═══ MATERIAL PROVIDED ═══
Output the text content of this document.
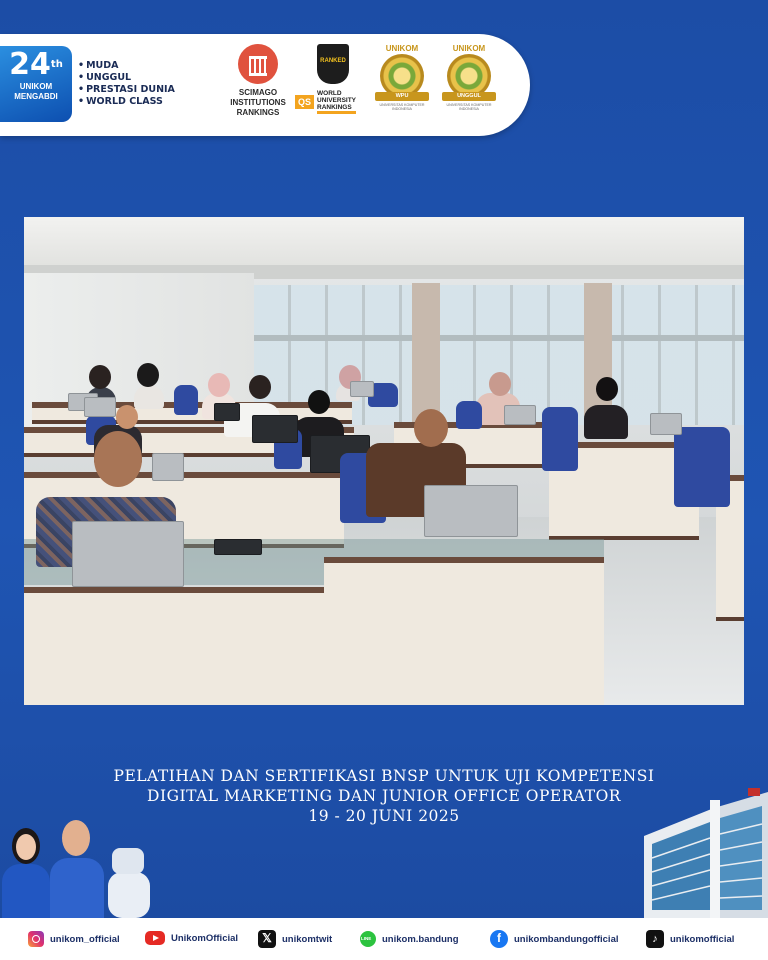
24th
UNIKOM MENGABDI
• MUDA
• UNGGUL
• PRESTASI DUNIA
• WORLD CLASS
SCIMAGO
INSTITUTIONS
RANKINGS
RANKED
QS
WORLD
UNIVERSITY
RANKINGS
UNIKOM
WPU
UNIVERSITAS KOMPUTER INDONESIA
UNIKOM
UNGGUL
UNIVERSITAS KOMPUTER INDONESIA
PELATIHAN DAN SERTIFIKASI BNSP UNTUK UJI KOMPETENSI
DIGITAL MARKETING DAN JUNIOR OFFICE OPERATOR
19 - 20 JUNI 2025
unikom_official	UnikomOfficial	𝕏	unikomtwit
LINE	unikom.bandung	f	unikombandungofficial	♪	unikomofficial
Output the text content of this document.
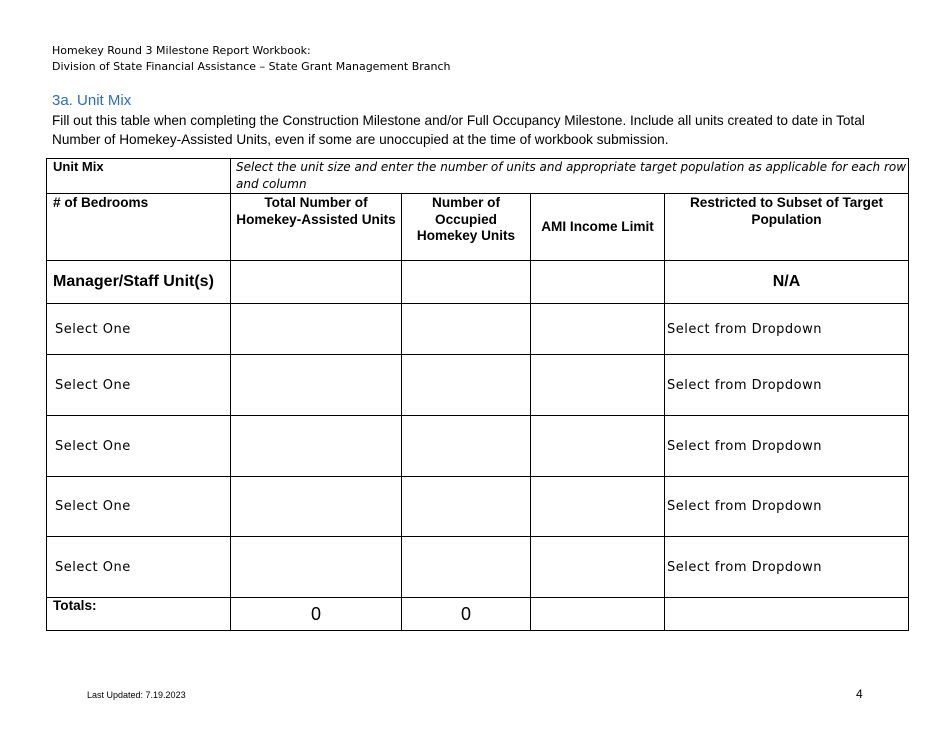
Homekey Round 3 Milestone Report Workbook:
Division of State Financial Assistance – State Grant Management Branch
3a. Unit Mix
Fill out this table when completing the Construction Milestone and/or Full Occupancy Milestone. Include all units created to date in Total Number of Homekey-Assisted Units, even if some are unoccupied at the time of workbook submission.
Unit Mix	Select the unit size and enter the number of units and appropriate target population as applicable for each row and column			
# of Bedrooms	Total Number of Homekey-Assisted Units	Number of Occupied Homekey Units	AMI Income Limit	Restricted to Subset of Target Population
Manager/Staff Unit(s)				N/A
Select One				Select from Dropdown
Select One				Select from Dropdown
Select One				Select from Dropdown
Select One				Select from Dropdown
Select One				Select from Dropdown
Totals:	0	0		
Last Updated: 7.19.2023	4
═══
WORK TO DO ▸ Copy the entries exactly. Leave out the images.

EXERCISE SOLUTION ▸
Output the text content of this document.
24th
UNIKOM MENGABDI
• MUDA
• UNGGUL
• PRESTASI DUNIA
• WORLD CLASS
SCIMAGO
INSTITUTIONS
RANKINGS
RANKED
QS
WORLD
UNIVERSITY
RANKINGS
UNIKOM
WPU
UNIVERSITAS KOMPUTER INDONESIA
UNIKOM
UNGGUL
UNIVERSITAS KOMPUTER INDONESIA
PELATIHAN DAN SERTIFIKASI BNSP UNTUK UJI KOMPETENSI
DIGITAL MARKETING DAN JUNIOR OFFICE OPERATOR
19 - 20 JUNI 2025
unikom_official	UnikomOfficial	𝕏	unikomtwit
LINE	unikom.bandung	f	unikombandungofficial	♪	unikomofficial
Output the text content of this document.
Homekey Round 3 Milestone Report Workbook:
Division of State Financial Assistance – State Grant Management Branch
3a. Unit Mix
Fill out this table when completing the Construction Milestone and/or Full Occupancy Milestone. Include all units created to date in Total Number of Homekey-Assisted Units, even if some are unoccupied at the time of workbook submission.
Unit Mix	Select the unit size and enter the number of units and appropriate target population as applicable for each row and column			
# of Bedrooms	Total Number of Homekey-Assisted Units	Number of Occupied Homekey Units	AMI Income Limit	Restricted to Subset of Target Population
Manager/Staff Unit(s)				N/A
Select One				Select from Dropdown
Select One				Select from Dropdown
Select One				Select from Dropdown
Select One				Select from Dropdown
Select One				Select from Dropdown
Totals:	0	0		
Last Updated: 7.19.2023	4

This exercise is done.